▶ **Task directions**: Copy out each line of the data holding "WINDSOR".

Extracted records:
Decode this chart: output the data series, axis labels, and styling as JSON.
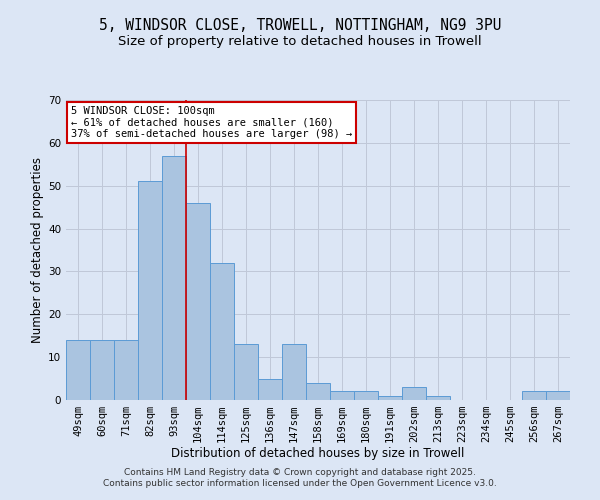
{
  "title_line1": "5, WINDSOR CLOSE, TROWELL, NOTTINGHAM, NG9 3PU",
  "title_line2": "Size of property relative to detached houses in Trowell",
  "xlabel": "Distribution of detached houses by size in Trowell",
  "ylabel": "Number of detached properties",
  "categories": [
    "49sqm",
    "60sqm",
    "71sqm",
    "82sqm",
    "93sqm",
    "104sqm",
    "114sqm",
    "125sqm",
    "136sqm",
    "147sqm",
    "158sqm",
    "169sqm",
    "180sqm",
    "191sqm",
    "202sqm",
    "213sqm",
    "223sqm",
    "234sqm",
    "245sqm",
    "256sqm",
    "267sqm"
  ],
  "values": [
    14,
    14,
    14,
    51,
    57,
    46,
    32,
    13,
    5,
    13,
    4,
    2,
    2,
    1,
    3,
    1,
    0,
    0,
    0,
    2,
    2
  ],
  "bar_color": "#aac4e0",
  "bar_edge_color": "#5b9bd5",
  "bar_width": 1.0,
  "red_line_x": 4.5,
  "red_line_color": "#cc0000",
  "annotation_text": "5 WINDSOR CLOSE: 100sqm\n← 61% of detached houses are smaller (160)\n37% of semi-detached houses are larger (98) →",
  "annotation_box_edge": "#cc0000",
  "ylim": [
    0,
    70
  ],
  "yticks": [
    0,
    10,
    20,
    30,
    40,
    50,
    60,
    70
  ],
  "grid_color": "#c0c8d8",
  "background_color": "#dce6f5",
  "fig_background_color": "#dce6f5",
  "footer_line1": "Contains HM Land Registry data © Crown copyright and database right 2025.",
  "footer_line2": "Contains public sector information licensed under the Open Government Licence v3.0.",
  "title_fontsize": 10.5,
  "subtitle_fontsize": 9.5,
  "axis_label_fontsize": 8.5,
  "tick_fontsize": 7.5,
  "annotation_fontsize": 7.5,
  "footer_fontsize": 6.5
}
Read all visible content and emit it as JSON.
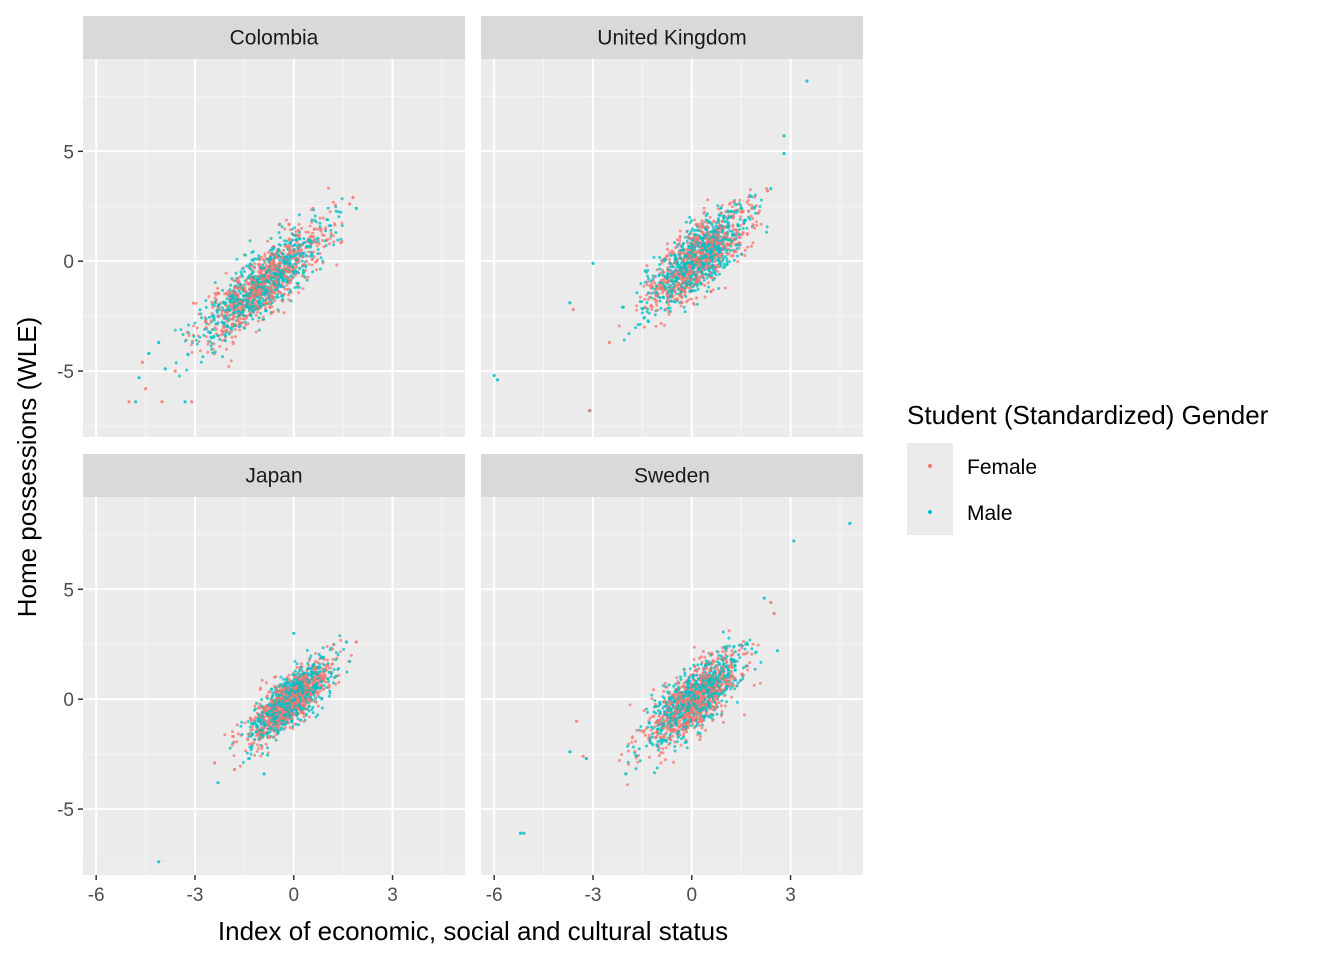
{
  "chart_data": {
    "type": "scatter",
    "facet_layout": "2x2",
    "xlabel": "Index of economic, social and cultural status",
    "ylabel": "Home possessions (WLE)",
    "xlim": [
      -6.4,
      5.2
    ],
    "ylim": [
      -8.0,
      9.2
    ],
    "x_ticks": [
      -6,
      -3,
      0,
      3
    ],
    "y_ticks": [
      -5,
      0,
      5
    ],
    "x_tick_labels": [
      "-6",
      "-3",
      "0",
      "3"
    ],
    "y_tick_labels": [
      "-5",
      "0",
      "5"
    ],
    "grid": true,
    "legend": {
      "title": "Student (Standardized) Gender",
      "placement": "right",
      "entries": [
        {
          "name": "Female",
          "color": "#F8766D"
        },
        {
          "name": "Male",
          "color": "#00BFC4"
        }
      ]
    },
    "panels": [
      {
        "name": "Colombia",
        "cloud": {
          "x_mean": -0.9,
          "x_sd": 0.95,
          "x_min": -3.6,
          "x_max": 1.8,
          "slope": 1.15,
          "intercept": 0.05,
          "resid_sd": 0.75,
          "n": 1500
        },
        "extremes": [
          {
            "x": -5.0,
            "y": -6.4,
            "g": "Female"
          },
          {
            "x": -4.8,
            "y": -6.4,
            "g": "Male"
          },
          {
            "x": -4.0,
            "y": -6.4,
            "g": "Female"
          },
          {
            "x": -3.1,
            "y": -6.4,
            "g": "Female"
          },
          {
            "x": -3.3,
            "y": -6.4,
            "g": "Male"
          },
          {
            "x": -4.7,
            "y": -5.3,
            "g": "Male"
          },
          {
            "x": -4.6,
            "y": -4.6,
            "g": "Female"
          },
          {
            "x": -4.4,
            "y": -4.2,
            "g": "Male"
          },
          {
            "x": -4.1,
            "y": -3.7,
            "g": "Male"
          },
          {
            "x": -4.5,
            "y": -5.8,
            "g": "Female"
          },
          {
            "x": -3.9,
            "y": -4.9,
            "g": "Male"
          },
          {
            "x": -3.6,
            "y": -5.0,
            "g": "Female"
          },
          {
            "x": 1.8,
            "y": 2.9,
            "g": "Female"
          },
          {
            "x": 1.9,
            "y": 2.4,
            "g": "Male"
          },
          {
            "x": 1.7,
            "y": 2.6,
            "g": "Female"
          }
        ]
      },
      {
        "name": "United Kingdom",
        "cloud": {
          "x_mean": 0.2,
          "x_sd": 0.75,
          "x_min": -2.6,
          "x_max": 2.3,
          "slope": 1.1,
          "intercept": -0.05,
          "resid_sd": 0.75,
          "n": 1500
        },
        "extremes": [
          {
            "x": 3.5,
            "y": 8.2,
            "g": "Male"
          },
          {
            "x": 2.8,
            "y": 5.7,
            "g": "Male"
          },
          {
            "x": 2.8,
            "y": 4.9,
            "g": "Male"
          },
          {
            "x": -6.0,
            "y": -5.2,
            "g": "Male"
          },
          {
            "x": -5.9,
            "y": -5.4,
            "g": "Male"
          },
          {
            "x": -3.1,
            "y": -6.8,
            "g": "Male"
          },
          {
            "x": -3.1,
            "y": -6.8,
            "g": "Female"
          },
          {
            "x": -3.6,
            "y": -2.2,
            "g": "Female"
          },
          {
            "x": -3.7,
            "y": -1.9,
            "g": "Male"
          },
          {
            "x": -2.5,
            "y": -3.7,
            "g": "Female"
          },
          {
            "x": -3.0,
            "y": -0.1,
            "g": "Male"
          },
          {
            "x": 2.3,
            "y": 3.2,
            "g": "Female"
          },
          {
            "x": 2.4,
            "y": 3.3,
            "g": "Male"
          }
        ]
      },
      {
        "name": "Japan",
        "cloud": {
          "x_mean": -0.1,
          "x_sd": 0.6,
          "x_min": -2.2,
          "x_max": 1.9,
          "slope": 1.15,
          "intercept": 0.05,
          "resid_sd": 0.55,
          "n": 1500
        },
        "extremes": [
          {
            "x": -4.1,
            "y": -7.4,
            "g": "Male"
          },
          {
            "x": -2.3,
            "y": -3.8,
            "g": "Male"
          },
          {
            "x": -2.4,
            "y": -2.9,
            "g": "Female"
          },
          {
            "x": 0.0,
            "y": 3.0,
            "g": "Male"
          },
          {
            "x": 1.9,
            "y": 2.6,
            "g": "Female"
          },
          {
            "x": 1.6,
            "y": 2.6,
            "g": "Male"
          },
          {
            "x": -0.9,
            "y": -3.4,
            "g": "Male"
          },
          {
            "x": -1.8,
            "y": -3.2,
            "g": "Female"
          }
        ]
      },
      {
        "name": "Sweden",
        "cloud": {
          "x_mean": 0.1,
          "x_sd": 0.7,
          "x_min": -2.6,
          "x_max": 2.4,
          "slope": 1.1,
          "intercept": -0.1,
          "resid_sd": 0.7,
          "n": 1500
        },
        "extremes": [
          {
            "x": 4.8,
            "y": 8.0,
            "g": "Male"
          },
          {
            "x": 3.1,
            "y": 7.2,
            "g": "Male"
          },
          {
            "x": -5.2,
            "y": -6.1,
            "g": "Male"
          },
          {
            "x": -5.1,
            "y": -6.1,
            "g": "Male"
          },
          {
            "x": -3.7,
            "y": -2.4,
            "g": "Male"
          },
          {
            "x": -3.3,
            "y": -2.6,
            "g": "Female"
          },
          {
            "x": -3.2,
            "y": -2.7,
            "g": "Male"
          },
          {
            "x": -3.5,
            "y": -1.0,
            "g": "Female"
          },
          {
            "x": -2.0,
            "y": -3.4,
            "g": "Male"
          },
          {
            "x": 2.2,
            "y": 4.6,
            "g": "Male"
          },
          {
            "x": 2.5,
            "y": 3.9,
            "g": "Female"
          },
          {
            "x": 2.6,
            "y": 2.2,
            "g": "Male"
          },
          {
            "x": 2.4,
            "y": 4.4,
            "g": "Female"
          }
        ]
      }
    ]
  }
}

▶ **Solution**:
  "title_line1": "5, WINDSOR CLOSE, TROWELL, NOTTINGHAM, NG9 3PU",
  "annotation_text": "5 WINDSOR CLOSE: 100sqm\n← 61% of detached houses are smaller (160)\n37% of semi-detached houses are larger (98) →",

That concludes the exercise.